A proposal-free space-curve transformer for fast, open-vocabulary 3D instance segmentation — 0.14 seconds per scene, no proposals, no GT 3D supervision.
Open-vocabulary 3D instance segmentation is a core capability for robotics and AR/VR, but prior methods trade one bottleneck for another: multi-stage 2D+3D pipelines aggregate foundation-model outputs at hundreds of seconds per scene, while pseudo-labeled end-to-end approaches rely on fragmented masks and external region proposals. We present SpaCeFormer (Space-Curve Transformer), a proposal-free space-curve transformer that runs at 0.14 seconds per scene, 2–3 orders of magnitude faster than multi-stage 2D+3D pipelines.
______________________________
Continue the description of SpaCeFormer, the open-vocabulary 3D instance segmentation method, starting immediately after its final sentence.

### Material
______________________________
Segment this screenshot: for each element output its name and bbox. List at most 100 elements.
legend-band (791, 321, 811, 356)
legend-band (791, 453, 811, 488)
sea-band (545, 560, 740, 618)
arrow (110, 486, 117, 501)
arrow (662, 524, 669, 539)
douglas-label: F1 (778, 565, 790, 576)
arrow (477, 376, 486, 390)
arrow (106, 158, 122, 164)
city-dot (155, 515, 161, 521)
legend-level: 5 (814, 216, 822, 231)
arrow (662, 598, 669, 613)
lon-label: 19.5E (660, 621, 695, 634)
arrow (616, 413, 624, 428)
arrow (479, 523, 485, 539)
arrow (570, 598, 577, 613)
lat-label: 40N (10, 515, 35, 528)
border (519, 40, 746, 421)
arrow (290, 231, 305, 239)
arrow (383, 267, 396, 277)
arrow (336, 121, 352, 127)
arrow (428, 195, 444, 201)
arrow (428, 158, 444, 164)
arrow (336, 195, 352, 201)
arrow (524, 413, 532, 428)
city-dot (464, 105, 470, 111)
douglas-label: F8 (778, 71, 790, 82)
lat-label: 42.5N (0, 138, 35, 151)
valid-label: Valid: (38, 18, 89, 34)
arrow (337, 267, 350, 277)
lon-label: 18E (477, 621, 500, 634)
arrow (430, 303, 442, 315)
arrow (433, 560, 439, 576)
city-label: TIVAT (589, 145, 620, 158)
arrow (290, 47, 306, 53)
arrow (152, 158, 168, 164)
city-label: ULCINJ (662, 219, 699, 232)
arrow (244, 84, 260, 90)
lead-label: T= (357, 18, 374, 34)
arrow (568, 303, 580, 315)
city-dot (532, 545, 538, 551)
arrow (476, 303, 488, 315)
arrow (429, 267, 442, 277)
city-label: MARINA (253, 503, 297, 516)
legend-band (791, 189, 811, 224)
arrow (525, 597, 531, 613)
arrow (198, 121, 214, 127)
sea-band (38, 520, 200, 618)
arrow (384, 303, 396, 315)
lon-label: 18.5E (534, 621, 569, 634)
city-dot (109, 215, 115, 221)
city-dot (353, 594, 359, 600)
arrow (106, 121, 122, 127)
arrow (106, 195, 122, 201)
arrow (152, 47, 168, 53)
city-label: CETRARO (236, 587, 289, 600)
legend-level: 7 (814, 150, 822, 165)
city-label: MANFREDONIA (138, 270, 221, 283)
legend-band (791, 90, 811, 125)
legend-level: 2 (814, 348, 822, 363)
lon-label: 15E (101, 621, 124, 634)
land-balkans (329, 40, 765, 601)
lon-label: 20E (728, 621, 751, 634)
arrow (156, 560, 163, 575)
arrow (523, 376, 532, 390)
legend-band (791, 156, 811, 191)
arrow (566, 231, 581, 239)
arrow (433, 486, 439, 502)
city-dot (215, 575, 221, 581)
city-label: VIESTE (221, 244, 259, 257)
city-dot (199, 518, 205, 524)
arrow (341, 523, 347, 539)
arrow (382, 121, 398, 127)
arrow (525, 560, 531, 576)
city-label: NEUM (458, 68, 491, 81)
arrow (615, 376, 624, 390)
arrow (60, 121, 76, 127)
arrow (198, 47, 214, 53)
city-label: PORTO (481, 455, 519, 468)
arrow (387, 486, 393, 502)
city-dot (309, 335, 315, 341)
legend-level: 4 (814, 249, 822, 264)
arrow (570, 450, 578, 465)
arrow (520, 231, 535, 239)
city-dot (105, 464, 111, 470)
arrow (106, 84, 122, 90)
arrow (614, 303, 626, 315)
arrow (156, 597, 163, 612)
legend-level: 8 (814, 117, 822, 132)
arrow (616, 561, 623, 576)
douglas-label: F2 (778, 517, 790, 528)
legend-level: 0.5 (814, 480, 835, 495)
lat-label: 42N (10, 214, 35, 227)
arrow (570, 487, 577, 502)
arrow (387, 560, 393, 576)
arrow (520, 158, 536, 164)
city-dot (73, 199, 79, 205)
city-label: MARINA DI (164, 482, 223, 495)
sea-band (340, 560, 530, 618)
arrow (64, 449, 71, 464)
______________________________
### Output
We pair it with SpaCeFormer-3M, the largest open-vocabulary 3D instance segmentation dataset (3.0M multi-view-consistent captions over 604K instances from 7.4K scenes) built through multi-view mask clustering and multi-view VLM captioning; it reaches 21× higher mask recall than prior single-view pipelines (54.3% vs. 2.5% at IoU>0.5). SpaCeFormer combines spatial window attention with Morton curve serialization for spatially coherent features, and uses a RoPE-enhanced decoder to predict instance masks directly from learned queries without external proposals. On ScanNet200 we achieve 11.1 zero-shot mAP, a 2.8× improvement over the prior best proposal-free method; on ScanNet++ and Replica, we reach 22.9 and 24.1 mAP, surpassing all prior methods including those using multi-view 2D inputs.
We construct SpaCeFormer-3M, the largest open-vocabulary 3D instance segmentation training corpus. Using training-free multi-view mask clustering and structured VLM prompting, we generate 604K instance masks with 3M diverse captions across 7,361 indoor scenes — without any human annotation.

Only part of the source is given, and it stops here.